→ GIVEN REQUEST
Below are some records; retype all of them exactly.

→ RECORDS TO USE
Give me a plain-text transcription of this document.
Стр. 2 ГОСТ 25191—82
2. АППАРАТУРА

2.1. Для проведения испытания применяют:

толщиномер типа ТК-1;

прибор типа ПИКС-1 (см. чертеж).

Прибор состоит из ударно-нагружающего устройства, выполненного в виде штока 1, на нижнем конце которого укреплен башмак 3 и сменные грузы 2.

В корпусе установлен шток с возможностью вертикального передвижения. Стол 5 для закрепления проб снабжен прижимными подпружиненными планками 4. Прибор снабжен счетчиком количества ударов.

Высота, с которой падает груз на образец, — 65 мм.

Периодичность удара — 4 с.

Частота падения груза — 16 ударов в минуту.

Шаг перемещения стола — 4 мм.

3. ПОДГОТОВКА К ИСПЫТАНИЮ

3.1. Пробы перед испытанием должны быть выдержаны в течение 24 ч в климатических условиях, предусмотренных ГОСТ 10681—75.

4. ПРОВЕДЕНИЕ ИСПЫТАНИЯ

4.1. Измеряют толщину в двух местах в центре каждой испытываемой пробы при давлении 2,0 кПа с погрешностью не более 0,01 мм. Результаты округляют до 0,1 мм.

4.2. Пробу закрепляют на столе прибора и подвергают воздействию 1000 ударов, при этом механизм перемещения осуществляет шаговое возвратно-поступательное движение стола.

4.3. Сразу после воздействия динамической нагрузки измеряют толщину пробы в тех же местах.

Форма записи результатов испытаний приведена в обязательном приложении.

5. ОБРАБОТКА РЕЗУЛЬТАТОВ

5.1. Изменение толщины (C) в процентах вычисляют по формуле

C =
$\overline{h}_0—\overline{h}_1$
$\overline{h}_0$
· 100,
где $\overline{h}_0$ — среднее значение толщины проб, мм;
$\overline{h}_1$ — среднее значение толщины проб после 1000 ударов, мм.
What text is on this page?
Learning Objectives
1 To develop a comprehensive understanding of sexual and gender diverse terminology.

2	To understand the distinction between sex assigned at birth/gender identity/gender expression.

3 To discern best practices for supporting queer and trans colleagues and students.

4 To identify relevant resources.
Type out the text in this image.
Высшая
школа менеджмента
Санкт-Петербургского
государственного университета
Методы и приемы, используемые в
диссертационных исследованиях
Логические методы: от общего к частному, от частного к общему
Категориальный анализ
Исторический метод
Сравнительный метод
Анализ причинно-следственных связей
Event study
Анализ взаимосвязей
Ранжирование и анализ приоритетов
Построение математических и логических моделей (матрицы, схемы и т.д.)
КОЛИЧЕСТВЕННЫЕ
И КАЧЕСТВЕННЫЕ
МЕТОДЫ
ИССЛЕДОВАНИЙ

→ CORRECT OUTPUT
Give me a plain-text transcription of this document.
Стр. 2 ГОСТ 25191—82
2. АППАРАТУРА

2.1. Для проведения испытания применяют:

толщиномер типа ТК-1;

прибор типа ПИКС-1 (см. чертеж).

Прибор состоит из ударно-нагружающего устройства, выполненного в виде штока 1, на нижнем конце которого укреплен башмак 3 и сменные грузы 2.

В корпусе установлен шток с возможностью вертикального передвижения. Стол 5 для закрепления проб снабжен прижимными подпружиненными планками 4. Прибор снабжен счетчиком количества ударов.

Высота, с которой падает груз на образец, — 65 мм.

Периодичность удара — 4 с.

Частота падения груза — 16 ударов в минуту.

Шаг перемещения стола — 4 мм.

3. ПОДГОТОВКА К ИСПЫТАНИЮ

3.1. Пробы перед испытанием должны быть выдержаны в течение 24 ч в климатических условиях, предусмотренных ГОСТ 10681—75.

4. ПРОВЕДЕНИЕ ИСПЫТАНИЯ

4.1. Измеряют толщину в двух местах в центре каждой испытываемой пробы при давлении 2,0 кПа с погрешностью не более 0,01 мм. Результаты округляют до 0,1 мм.

4.2. Пробу закрепляют на столе прибора и подвергают воздействию 1000 ударов, при этом механизм перемещения осуществляет шаговое возвратно-поступательное движение стола.

4.3. Сразу после воздействия динамической нагрузки измеряют толщину пробы в тех же местах.

Форма записи результатов испытаний приведена в обязательном приложении.

5. ОБРАБОТКА РЕЗУЛЬТАТОВ

5.1. Изменение толщины (C) в процентах вычисляют по формуле

C =
$\overline{h}_0—\overline{h}_1$
$\overline{h}_0$
· 100,
где $\overline{h}_0$ — среднее значение толщины проб, мм;
$\overline{h}_1$ — среднее значение толщины проб после 1000 ударов, мм.
What text is on this page?
Learning Objectives
1 To develop a comprehensive understanding of sexual and gender diverse terminology.

2	To understand the distinction between sex assigned at birth/gender identity/gender expression.

3 To discern best practices for supporting queer and trans colleagues and students.

4 To identify relevant resources.
Type out the text in this image.
Высшая
школа менеджмента
Санкт-Петербургского
государственного университета
Методы и приемы, используемые в
диссертационных исследованиях
Логические методы: от общего к частному, от частного к общему
Категориальный анализ
Исторический метод
Сравнительный метод
Анализ причинно-следственных связей
Event study
Анализ взаимосвязей
Ранжирование и анализ приоритетов
Построение математических и логических моделей (матрицы, схемы и т.д.)
КОЛИЧЕСТВЕННЫЕ
И КАЧЕСТВЕННЫЕ
МЕТОДЫ
ИССЛЕДОВАНИЙ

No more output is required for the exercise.